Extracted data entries

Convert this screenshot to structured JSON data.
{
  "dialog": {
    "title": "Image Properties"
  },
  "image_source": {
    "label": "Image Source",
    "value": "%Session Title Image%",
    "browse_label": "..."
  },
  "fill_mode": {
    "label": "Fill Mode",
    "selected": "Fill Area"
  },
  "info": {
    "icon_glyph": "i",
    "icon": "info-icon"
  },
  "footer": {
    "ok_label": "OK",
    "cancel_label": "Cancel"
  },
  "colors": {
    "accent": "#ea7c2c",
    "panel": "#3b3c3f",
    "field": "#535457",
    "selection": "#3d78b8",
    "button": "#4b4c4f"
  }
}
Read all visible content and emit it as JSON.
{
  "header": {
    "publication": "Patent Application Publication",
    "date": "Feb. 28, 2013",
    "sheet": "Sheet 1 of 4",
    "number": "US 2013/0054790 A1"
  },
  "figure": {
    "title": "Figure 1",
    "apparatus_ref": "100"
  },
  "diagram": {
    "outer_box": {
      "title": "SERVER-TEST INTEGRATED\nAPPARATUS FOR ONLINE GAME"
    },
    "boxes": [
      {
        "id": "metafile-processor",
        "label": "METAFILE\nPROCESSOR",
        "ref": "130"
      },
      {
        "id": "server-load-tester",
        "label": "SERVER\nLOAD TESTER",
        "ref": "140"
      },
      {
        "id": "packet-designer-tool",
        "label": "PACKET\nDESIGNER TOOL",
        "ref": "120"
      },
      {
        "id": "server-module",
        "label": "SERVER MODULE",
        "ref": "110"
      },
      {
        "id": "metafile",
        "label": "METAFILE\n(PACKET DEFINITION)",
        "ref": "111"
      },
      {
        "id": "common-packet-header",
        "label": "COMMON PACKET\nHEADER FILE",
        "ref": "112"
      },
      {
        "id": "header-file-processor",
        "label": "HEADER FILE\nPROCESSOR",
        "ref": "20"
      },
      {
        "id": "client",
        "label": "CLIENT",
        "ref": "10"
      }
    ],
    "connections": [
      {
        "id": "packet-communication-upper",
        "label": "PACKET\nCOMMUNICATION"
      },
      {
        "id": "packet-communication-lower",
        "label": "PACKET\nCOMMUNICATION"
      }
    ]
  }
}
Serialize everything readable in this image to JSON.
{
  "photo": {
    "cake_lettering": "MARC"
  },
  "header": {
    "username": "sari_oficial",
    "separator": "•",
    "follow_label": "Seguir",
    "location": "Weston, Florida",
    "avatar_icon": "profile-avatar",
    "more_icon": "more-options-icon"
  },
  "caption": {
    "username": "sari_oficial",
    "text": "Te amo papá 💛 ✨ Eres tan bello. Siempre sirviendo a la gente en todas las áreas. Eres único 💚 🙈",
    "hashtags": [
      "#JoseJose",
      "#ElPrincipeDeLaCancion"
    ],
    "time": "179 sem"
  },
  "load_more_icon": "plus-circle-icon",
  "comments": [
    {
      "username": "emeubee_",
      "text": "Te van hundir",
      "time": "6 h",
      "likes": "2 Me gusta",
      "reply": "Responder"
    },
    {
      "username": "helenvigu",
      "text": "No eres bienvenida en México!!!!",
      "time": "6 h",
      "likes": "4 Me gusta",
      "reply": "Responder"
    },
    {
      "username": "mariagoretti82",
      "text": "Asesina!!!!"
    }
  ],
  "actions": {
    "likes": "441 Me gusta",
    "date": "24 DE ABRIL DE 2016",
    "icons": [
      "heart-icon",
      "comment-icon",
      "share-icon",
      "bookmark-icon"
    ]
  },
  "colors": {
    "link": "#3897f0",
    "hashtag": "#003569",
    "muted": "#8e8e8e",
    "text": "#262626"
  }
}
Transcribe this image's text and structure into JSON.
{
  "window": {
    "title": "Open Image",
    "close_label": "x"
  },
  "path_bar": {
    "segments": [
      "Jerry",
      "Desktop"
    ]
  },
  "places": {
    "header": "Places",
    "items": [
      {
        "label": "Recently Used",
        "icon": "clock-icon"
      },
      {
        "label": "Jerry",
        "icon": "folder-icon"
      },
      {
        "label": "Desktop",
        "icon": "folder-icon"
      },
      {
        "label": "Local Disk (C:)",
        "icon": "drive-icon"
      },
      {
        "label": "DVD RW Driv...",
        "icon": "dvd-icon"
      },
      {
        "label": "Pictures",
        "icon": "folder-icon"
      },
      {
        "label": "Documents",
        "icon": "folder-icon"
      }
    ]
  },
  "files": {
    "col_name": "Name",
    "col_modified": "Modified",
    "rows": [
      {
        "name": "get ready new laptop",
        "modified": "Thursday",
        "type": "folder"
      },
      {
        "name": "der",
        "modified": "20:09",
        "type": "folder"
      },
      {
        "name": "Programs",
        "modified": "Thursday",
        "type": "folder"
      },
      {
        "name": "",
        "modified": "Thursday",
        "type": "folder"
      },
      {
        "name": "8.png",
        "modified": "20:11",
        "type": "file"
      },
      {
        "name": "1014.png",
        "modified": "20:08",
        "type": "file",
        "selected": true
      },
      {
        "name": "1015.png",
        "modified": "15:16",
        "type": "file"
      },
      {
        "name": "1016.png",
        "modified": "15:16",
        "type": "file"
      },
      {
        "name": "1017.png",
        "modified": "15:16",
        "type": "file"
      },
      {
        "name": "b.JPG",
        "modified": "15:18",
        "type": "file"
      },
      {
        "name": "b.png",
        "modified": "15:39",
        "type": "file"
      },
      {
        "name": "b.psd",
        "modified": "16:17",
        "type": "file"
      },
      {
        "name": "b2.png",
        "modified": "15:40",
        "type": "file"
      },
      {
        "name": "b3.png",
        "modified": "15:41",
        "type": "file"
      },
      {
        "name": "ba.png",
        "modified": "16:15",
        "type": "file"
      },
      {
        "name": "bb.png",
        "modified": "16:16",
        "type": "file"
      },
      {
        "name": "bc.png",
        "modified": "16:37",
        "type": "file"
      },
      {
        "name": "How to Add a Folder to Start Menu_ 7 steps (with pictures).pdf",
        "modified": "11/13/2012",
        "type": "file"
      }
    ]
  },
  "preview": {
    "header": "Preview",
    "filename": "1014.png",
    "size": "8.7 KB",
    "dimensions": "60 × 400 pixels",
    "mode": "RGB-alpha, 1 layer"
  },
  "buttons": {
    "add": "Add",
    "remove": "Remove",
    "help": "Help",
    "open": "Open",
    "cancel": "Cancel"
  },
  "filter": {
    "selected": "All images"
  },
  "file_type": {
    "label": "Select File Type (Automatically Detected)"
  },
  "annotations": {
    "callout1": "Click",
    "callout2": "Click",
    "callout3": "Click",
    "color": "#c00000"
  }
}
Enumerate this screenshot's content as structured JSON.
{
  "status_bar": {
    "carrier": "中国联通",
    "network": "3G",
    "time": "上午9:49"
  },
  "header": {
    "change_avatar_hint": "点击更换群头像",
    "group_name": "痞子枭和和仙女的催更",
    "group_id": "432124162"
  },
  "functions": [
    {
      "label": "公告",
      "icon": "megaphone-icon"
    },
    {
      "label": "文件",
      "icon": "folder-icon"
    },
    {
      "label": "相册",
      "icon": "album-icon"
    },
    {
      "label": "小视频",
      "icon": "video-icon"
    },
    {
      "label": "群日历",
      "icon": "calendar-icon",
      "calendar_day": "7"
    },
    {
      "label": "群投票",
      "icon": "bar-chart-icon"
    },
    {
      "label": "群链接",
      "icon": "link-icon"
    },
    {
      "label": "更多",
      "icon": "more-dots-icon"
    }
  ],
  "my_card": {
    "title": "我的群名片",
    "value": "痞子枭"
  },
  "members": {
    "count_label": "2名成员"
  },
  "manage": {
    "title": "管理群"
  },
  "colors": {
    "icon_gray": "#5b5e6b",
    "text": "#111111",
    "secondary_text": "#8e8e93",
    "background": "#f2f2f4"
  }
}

** Task requirements **
Look for the word "likes" in every line of the listing and copy the lines that have it.

** Response **
      "likes": "2 Me gusta",
      "likes": "4 Me gusta",
    "likes": "441 Me gusta",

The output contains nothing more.